→ DATA ROWS:
● ● ● ●

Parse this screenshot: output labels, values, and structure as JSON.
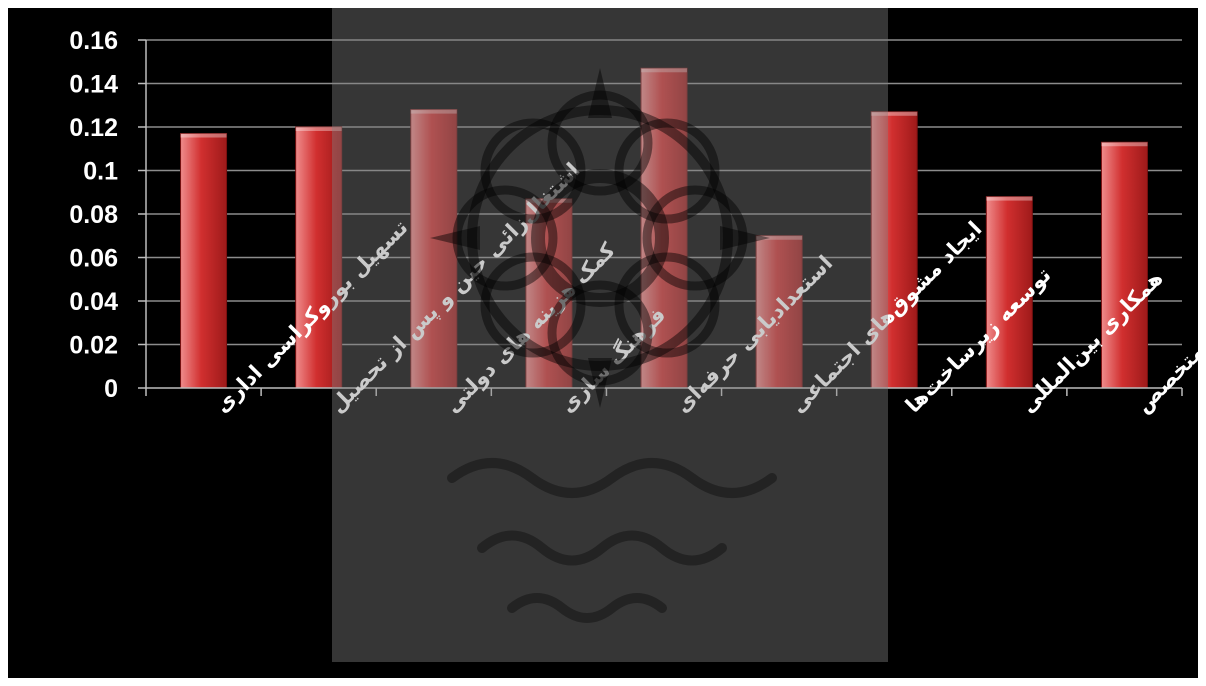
{
  "chart_data": {
    "type": "bar",
    "categories": [
      "تسهیل بوروکراسی اداری",
      "اشتغال‌زائی حین و پس از تحصیل",
      "کمک هزینه های دولتی",
      "فرهنگ سازی",
      "استعدادیابی حرفه‌ای",
      "ایجاد مشوق‌های اجتماعی",
      "توسعه زیرساخت‌ها",
      "همکاری بین‌المللی",
      "افزایش نیروی متخصص"
    ],
    "values": [
      0.117,
      0.12,
      0.128,
      0.087,
      0.147,
      0.07,
      0.127,
      0.088,
      0.113
    ],
    "y_ticks": [
      "0",
      "0.02",
      "0.04",
      "0.06",
      "0.08",
      "0.1",
      "0.12",
      "0.14",
      "0.16"
    ],
    "ylim": [
      0,
      0.16
    ],
    "grid": true,
    "legend": "none",
    "colors": {
      "background": "#000000",
      "bar_light": "#ef8c8c",
      "bar_main": "#d12f2f",
      "bar_dark": "#9e1a1a",
      "grid": "#8c8c8c",
      "text": "#ffffff"
    }
  }
}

● ● ● ●

→ SHORT EXERCISE: Find and copy every line in the entries above where the string "values" occurs.

→ FULL OUTPUT:
Parse this screenshot: output labels, values, and structure as JSON.
    "values": [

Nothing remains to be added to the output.